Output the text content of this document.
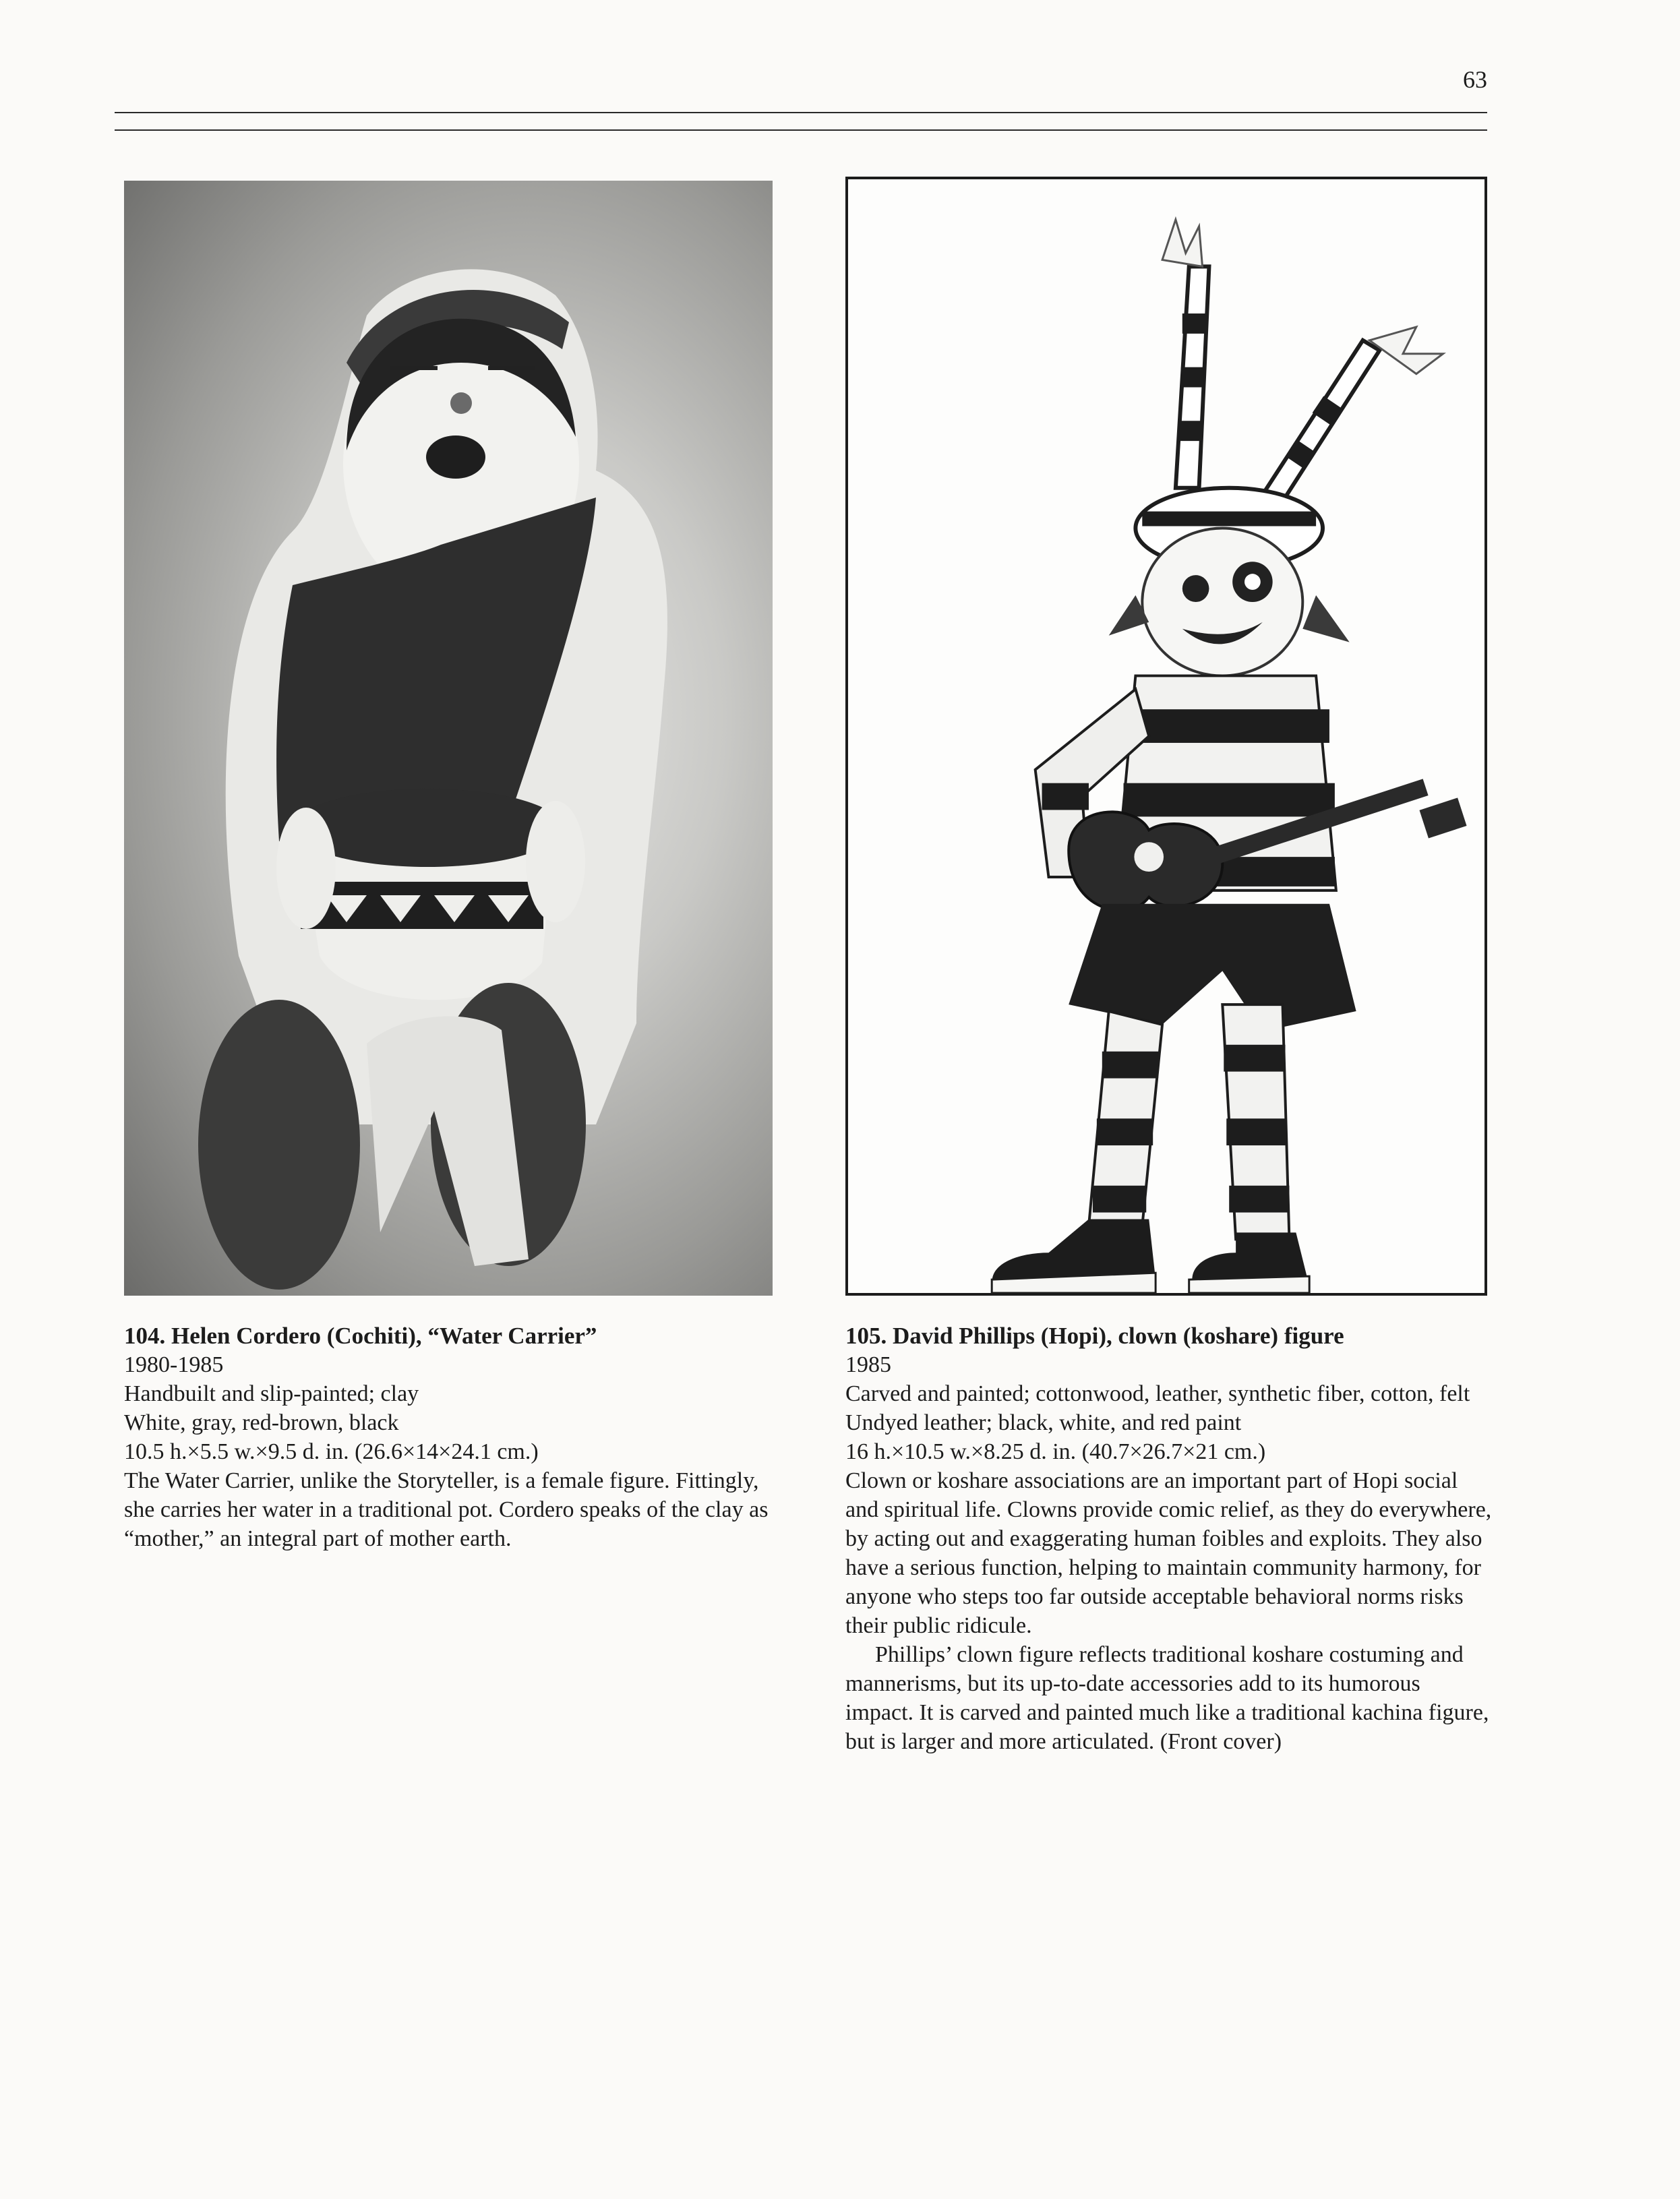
63

104. Helen Cordero (Cochiti), “Water Carrier”

1980-1985

Handbuilt and slip-painted; clay

White, gray, red-brown, black

10.5 h.×5.5 w.×9.5 d. in. (26.6×14×24.1 cm.)

The Water Carrier, unlike the Storyteller, is a female figure. Fittingly, she carries her water in a traditional pot. Cordero speaks of the clay as “mother,” an integral part of mother earth.

105. David Phillips (Hopi), clown (koshare) figure

1985

Carved and painted; cottonwood, leather, synthetic fiber, cotton, felt

Undyed leather; black, white, and red paint

16 h.×10.5 w.×8.25 d. in. (40.7×26.7×21 cm.)

Clown or koshare associations are an important part of Hopi social and spiritual life. Clowns provide comic relief, as they do everywhere, by acting out and exaggerating human foibles and exploits. They also have a serious function, helping to maintain community harmony, for anyone who steps too far outside acceptable behavioral norms risks their public ridicule.

Phillips’ clown figure reflects traditional koshare costuming and mannerisms, but its up-to-date accessories add to its humorous impact. It is carved and painted much like a traditional kachina figure, but is larger and more articulated. (Front cover)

━━━━━━━━━━━━━━━━━━━━━━━━━━━━━━

** TASK REQUIREMENTS **
Each line of the material that holds the string "traditional" counts once; give the total alone.

** FINISHED ANSWER **
2